* [TASK TO COMPLETE]: From the line that includes "What text is on this page?" to the last line of the data, quote each line precisely; both boundary lines belong in the answer.

* [THE RECORDS]:
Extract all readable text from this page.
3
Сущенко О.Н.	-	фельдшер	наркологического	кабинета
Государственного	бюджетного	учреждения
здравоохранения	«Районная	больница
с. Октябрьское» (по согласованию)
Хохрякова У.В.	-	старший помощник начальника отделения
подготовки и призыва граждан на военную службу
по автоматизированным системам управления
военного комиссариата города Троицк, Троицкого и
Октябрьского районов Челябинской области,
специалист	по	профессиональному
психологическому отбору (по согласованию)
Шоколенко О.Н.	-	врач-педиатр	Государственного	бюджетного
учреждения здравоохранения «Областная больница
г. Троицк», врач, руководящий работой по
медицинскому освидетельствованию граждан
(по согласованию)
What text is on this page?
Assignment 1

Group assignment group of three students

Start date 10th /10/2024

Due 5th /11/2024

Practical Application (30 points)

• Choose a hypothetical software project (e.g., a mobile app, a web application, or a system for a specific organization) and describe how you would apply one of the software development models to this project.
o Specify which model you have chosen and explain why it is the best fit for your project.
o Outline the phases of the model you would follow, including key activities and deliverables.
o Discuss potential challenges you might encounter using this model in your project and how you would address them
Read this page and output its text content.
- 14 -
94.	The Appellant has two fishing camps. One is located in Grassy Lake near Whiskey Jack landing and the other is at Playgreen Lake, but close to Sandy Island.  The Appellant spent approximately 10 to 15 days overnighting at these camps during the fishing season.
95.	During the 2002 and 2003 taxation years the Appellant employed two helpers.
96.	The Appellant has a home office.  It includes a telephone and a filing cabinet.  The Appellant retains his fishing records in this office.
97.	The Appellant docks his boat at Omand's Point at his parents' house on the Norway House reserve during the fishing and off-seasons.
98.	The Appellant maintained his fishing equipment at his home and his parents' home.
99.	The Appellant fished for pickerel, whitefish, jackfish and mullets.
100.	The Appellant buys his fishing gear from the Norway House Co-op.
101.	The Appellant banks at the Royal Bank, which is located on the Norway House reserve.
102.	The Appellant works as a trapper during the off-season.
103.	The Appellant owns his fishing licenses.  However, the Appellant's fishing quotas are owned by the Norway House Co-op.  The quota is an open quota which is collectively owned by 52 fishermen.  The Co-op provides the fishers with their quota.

* [CORRECT ANSWER]:
What text is on this page?
Assignment 1

Group assignment group of three students

Start date 10th /10/2024

Due 5th /11/2024

Practical Application (30 points)

• Choose a hypothetical software project (e.g., a mobile app, a web application, or a system for a specific organization) and describe how you would apply one of the software development models to this project.
o Specify which model you have chosen and explain why it is the best fit for your project.
o Outline the phases of the model you would follow, including key activities and deliverables.
o Discuss potential challenges you might encounter using this model in your project and how you would address them
Read this page and output its text content.
- 14 -
94.	The Appellant has two fishing camps. One is located in Grassy Lake near Whiskey Jack landing and the other is at Playgreen Lake, but close to Sandy Island.  The Appellant spent approximately 10 to 15 days overnighting at these camps during the fishing season.
95.	During the 2002 and 2003 taxation years the Appellant employed two helpers.
96.	The Appellant has a home office.  It includes a telephone and a filing cabinet.  The Appellant retains his fishing records in this office.
97.	The Appellant docks his boat at Omand's Point at his parents' house on the Norway House reserve during the fishing and off-seasons.
98.	The Appellant maintained his fishing equipment at his home and his parents' home.
99.	The Appellant fished for pickerel, whitefish, jackfish and mullets.
100.	The Appellant buys his fishing gear from the Norway House Co-op.
101.	The Appellant banks at the Royal Bank, which is located on the Norway House reserve.
102.	The Appellant works as a trapper during the off-season.
103.	The Appellant owns his fishing licenses.  However, the Appellant's fishing quotas are owned by the Norway House Co-op.  The quota is an open quota which is collectively owned by 52 fishermen.  The Co-op provides the fishers with their quota.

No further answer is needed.